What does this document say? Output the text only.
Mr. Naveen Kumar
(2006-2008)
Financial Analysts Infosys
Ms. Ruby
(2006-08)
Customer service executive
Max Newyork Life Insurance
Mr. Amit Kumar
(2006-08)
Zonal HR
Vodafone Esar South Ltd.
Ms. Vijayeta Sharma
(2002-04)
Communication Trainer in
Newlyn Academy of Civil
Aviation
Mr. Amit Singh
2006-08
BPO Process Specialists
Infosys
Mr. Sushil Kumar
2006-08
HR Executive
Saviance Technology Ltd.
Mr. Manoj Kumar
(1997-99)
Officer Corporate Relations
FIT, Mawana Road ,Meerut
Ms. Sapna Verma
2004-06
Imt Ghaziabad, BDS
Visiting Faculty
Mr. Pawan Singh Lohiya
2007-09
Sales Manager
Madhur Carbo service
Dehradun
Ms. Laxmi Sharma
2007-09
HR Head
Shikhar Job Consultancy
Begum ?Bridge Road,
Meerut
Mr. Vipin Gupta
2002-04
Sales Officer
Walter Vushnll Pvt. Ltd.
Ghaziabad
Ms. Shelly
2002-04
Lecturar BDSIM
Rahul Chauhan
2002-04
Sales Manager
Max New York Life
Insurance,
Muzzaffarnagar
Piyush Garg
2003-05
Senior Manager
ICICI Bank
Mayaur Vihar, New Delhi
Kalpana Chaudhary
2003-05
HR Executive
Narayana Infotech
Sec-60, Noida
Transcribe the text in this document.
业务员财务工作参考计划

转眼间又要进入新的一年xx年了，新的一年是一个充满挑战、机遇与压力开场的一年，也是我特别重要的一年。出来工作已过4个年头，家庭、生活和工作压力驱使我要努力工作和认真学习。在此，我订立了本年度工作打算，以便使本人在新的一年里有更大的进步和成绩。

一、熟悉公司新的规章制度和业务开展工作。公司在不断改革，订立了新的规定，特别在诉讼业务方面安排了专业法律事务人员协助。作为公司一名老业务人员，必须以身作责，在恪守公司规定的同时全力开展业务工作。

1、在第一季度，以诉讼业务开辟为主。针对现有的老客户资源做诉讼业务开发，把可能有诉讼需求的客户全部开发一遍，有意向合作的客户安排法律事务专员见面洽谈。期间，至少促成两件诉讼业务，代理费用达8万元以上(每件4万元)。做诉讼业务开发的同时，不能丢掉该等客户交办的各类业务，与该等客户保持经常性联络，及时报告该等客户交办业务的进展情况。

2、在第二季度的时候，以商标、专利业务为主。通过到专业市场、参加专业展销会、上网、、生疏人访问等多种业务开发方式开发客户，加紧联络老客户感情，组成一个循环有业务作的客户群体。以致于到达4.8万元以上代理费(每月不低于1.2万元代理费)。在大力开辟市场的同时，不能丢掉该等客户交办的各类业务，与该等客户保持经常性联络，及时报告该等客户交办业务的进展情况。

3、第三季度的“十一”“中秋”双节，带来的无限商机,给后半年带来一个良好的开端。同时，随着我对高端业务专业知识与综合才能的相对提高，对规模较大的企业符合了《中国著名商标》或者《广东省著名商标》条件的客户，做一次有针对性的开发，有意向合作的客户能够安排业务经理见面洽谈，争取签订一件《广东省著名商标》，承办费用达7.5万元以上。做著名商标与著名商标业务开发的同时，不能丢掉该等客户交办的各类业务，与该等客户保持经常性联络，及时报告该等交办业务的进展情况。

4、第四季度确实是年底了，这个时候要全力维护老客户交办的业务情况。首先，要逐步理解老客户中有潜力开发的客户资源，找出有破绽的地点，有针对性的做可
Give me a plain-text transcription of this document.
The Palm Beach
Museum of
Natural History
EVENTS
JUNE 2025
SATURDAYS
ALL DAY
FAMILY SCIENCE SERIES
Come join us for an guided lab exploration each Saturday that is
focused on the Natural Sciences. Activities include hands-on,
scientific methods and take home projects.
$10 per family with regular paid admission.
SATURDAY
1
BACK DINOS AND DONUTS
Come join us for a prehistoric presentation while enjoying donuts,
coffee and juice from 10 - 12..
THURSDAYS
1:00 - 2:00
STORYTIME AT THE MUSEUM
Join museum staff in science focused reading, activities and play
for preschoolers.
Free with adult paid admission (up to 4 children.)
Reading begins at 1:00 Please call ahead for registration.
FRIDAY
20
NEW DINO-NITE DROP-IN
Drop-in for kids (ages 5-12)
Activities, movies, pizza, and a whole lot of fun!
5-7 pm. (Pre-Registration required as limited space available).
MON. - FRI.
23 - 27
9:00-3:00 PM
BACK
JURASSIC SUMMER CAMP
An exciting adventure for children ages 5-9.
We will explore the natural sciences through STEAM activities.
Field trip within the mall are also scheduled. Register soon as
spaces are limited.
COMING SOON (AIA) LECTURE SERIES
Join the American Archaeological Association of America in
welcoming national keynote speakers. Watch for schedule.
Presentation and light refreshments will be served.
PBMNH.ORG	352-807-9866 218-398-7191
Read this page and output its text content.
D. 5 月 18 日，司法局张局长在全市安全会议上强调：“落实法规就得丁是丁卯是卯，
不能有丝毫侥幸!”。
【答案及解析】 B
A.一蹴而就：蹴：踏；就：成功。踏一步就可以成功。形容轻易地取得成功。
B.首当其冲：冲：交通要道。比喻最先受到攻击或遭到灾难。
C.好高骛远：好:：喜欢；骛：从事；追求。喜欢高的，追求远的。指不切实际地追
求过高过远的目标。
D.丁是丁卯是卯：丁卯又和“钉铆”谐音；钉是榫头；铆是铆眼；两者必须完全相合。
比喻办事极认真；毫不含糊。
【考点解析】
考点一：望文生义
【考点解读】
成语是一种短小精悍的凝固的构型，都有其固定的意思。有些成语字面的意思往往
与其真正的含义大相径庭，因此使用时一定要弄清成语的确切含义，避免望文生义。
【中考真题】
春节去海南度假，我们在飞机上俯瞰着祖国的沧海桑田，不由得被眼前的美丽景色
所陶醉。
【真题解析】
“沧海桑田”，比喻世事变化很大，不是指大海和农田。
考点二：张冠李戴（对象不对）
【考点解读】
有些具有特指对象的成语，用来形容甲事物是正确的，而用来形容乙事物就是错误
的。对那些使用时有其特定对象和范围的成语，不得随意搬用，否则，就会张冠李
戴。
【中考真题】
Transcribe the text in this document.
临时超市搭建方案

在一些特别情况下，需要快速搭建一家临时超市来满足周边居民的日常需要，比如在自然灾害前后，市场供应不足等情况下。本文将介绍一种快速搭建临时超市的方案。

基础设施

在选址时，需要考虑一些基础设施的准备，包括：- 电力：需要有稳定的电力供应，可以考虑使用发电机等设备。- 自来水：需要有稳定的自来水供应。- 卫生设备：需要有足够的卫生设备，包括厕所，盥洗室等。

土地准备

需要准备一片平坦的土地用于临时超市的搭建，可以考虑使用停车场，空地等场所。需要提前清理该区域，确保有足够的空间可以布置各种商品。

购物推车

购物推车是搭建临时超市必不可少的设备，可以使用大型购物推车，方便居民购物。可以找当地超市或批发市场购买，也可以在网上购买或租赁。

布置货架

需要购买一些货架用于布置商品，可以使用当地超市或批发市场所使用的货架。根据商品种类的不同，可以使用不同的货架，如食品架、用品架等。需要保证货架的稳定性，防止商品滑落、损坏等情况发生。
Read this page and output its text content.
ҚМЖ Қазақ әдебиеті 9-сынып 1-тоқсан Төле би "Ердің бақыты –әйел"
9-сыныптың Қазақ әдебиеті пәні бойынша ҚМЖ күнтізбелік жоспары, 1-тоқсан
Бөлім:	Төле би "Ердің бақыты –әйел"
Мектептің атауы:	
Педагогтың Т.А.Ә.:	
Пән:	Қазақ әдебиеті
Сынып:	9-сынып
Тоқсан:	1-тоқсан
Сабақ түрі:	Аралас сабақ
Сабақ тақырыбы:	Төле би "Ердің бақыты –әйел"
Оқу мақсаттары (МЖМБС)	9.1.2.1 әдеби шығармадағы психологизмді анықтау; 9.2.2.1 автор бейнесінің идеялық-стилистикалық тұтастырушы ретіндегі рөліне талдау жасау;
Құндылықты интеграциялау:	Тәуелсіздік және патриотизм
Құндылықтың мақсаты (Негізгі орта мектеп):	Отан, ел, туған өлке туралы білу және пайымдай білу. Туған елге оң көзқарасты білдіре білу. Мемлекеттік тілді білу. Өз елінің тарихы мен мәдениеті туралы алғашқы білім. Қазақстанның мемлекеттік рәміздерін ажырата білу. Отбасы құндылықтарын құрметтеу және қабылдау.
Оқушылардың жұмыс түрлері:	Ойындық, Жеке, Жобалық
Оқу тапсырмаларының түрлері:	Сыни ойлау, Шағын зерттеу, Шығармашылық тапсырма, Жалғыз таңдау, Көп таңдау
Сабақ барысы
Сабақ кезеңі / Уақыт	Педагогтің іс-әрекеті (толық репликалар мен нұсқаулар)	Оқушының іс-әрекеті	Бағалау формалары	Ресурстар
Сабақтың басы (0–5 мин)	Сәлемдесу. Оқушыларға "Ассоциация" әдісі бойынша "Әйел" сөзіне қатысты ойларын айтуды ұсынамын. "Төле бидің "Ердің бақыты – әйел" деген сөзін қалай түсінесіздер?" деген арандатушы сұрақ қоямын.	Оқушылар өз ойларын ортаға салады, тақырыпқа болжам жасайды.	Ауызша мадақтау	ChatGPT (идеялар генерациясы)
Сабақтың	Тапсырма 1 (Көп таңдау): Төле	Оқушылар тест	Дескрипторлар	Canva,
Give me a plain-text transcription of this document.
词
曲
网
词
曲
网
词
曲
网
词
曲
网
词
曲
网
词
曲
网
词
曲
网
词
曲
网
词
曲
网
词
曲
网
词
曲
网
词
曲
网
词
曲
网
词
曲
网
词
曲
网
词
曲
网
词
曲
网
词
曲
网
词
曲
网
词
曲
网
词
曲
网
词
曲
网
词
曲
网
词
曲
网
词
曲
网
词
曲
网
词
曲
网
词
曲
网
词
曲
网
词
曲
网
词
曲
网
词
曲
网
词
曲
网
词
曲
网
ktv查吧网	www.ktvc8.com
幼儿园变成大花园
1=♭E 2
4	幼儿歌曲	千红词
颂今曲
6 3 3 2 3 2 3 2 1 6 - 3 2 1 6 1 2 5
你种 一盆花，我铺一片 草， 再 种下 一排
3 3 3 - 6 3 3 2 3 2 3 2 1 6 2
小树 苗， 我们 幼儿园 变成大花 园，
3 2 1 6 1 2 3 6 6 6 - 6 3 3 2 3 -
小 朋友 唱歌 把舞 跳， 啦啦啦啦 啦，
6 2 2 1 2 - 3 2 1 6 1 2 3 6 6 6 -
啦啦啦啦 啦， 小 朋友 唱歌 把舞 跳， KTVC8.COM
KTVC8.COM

● **REQUIREMENT**
Identify lines with the string "бақыты". Copy each one.

● **TASK SOLUTION**
ҚМЖ Қазақ әдебиеті 9-сынып 1-тоқсан Төле би "Ердің бақыты –әйел"
Бөлім:	Төле би "Ердің бақыты –әйел"
Сабақ тақырыбы:	Төле би "Ердің бақыты –әйел"
Сабақтың басы (0–5 мин)	Сәлемдесу. Оқушыларға "Ассоциация" әдісі бойынша "Әйел" сөзіне қатысты ойларын айтуды ұсынамын. "Төле бидің "Ердің бақыты – әйел" деген сөзін қалай түсінесіздер?" деген арандатушы сұрақ қоямын.	Оқушылар өз ойларын ортаға салады, тақырыпқа болжам жасайды.	Ауызша мадақтау	ChatGPT (идеялар генерациясы)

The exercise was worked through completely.